▽
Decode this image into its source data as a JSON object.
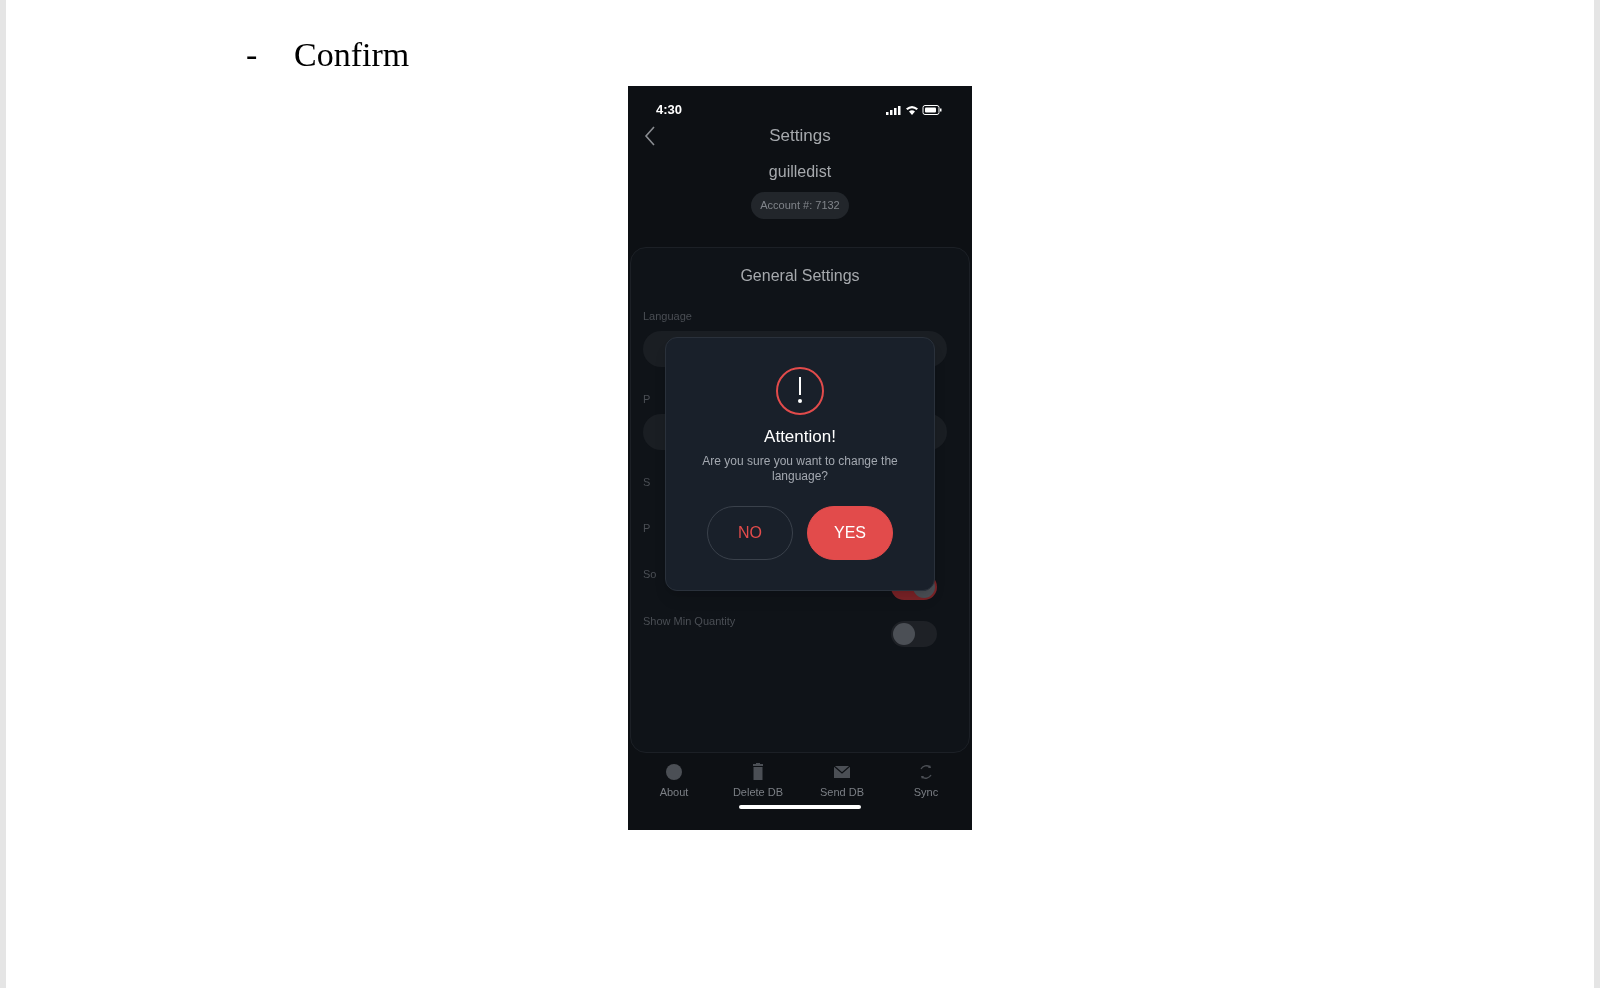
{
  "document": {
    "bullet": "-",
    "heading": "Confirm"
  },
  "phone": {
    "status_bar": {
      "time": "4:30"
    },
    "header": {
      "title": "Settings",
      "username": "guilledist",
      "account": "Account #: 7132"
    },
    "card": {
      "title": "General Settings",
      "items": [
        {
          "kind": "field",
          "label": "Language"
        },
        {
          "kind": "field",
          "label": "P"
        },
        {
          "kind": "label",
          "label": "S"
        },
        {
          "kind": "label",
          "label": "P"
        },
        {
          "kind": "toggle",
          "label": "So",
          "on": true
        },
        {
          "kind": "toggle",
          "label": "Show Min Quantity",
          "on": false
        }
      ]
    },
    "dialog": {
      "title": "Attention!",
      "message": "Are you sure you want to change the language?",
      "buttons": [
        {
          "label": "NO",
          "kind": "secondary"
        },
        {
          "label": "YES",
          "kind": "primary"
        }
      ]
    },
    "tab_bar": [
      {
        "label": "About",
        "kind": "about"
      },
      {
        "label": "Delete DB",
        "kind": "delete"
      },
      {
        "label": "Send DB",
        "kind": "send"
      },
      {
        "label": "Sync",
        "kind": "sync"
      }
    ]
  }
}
△
▽
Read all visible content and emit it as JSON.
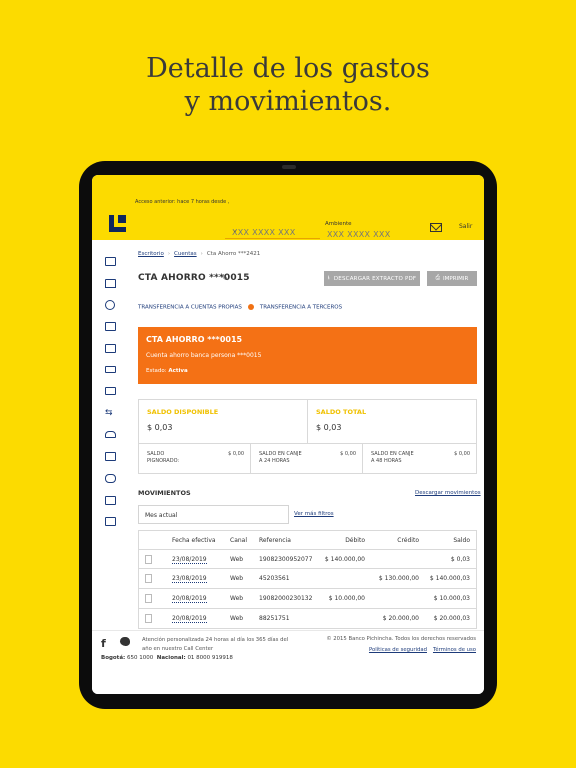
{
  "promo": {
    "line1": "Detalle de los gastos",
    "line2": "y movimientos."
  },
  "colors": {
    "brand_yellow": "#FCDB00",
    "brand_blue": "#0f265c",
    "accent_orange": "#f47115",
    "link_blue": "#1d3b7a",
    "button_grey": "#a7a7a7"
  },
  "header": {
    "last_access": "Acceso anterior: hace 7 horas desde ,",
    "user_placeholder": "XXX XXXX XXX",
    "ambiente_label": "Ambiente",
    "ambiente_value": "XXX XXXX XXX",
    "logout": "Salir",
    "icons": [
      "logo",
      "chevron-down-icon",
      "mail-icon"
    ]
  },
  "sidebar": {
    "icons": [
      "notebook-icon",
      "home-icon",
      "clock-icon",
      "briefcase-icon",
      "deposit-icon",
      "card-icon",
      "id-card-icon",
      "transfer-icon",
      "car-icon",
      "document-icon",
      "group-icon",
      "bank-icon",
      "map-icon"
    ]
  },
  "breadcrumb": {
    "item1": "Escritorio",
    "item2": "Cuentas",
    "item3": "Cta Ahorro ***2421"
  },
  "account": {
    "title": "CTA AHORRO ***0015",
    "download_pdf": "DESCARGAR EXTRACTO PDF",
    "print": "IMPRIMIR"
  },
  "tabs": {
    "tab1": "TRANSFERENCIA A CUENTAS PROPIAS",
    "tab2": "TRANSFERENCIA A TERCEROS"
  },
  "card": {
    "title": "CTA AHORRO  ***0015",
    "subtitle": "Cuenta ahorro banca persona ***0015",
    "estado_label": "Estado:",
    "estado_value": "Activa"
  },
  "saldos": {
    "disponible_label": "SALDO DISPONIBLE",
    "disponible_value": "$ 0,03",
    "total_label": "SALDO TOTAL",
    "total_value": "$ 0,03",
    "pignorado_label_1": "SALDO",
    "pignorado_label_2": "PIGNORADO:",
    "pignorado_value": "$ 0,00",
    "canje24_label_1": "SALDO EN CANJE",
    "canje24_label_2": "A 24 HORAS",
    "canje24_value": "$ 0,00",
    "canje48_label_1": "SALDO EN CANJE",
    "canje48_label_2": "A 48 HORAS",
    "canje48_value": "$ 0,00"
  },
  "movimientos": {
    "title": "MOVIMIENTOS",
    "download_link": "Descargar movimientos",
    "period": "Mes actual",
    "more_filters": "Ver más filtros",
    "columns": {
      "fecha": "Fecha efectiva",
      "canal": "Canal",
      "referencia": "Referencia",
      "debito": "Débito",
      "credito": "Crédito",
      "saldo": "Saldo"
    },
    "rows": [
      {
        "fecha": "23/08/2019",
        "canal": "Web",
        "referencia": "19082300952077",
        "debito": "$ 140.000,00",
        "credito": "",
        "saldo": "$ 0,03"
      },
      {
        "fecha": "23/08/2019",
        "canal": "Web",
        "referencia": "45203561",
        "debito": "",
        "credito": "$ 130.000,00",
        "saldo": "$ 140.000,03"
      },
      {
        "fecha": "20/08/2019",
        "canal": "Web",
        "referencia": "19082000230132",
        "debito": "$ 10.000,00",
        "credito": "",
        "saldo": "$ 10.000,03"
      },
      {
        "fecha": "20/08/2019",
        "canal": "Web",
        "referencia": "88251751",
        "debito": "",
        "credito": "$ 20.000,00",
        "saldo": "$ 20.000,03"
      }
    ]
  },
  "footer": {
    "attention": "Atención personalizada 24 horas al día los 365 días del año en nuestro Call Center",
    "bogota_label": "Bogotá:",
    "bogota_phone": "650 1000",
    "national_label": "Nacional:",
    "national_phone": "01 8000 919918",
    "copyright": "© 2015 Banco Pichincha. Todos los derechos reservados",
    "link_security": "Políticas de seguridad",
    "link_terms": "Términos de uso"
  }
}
△
Determine how many lines in the records contain "TRANSFERENCIA", and reply with the number only.

2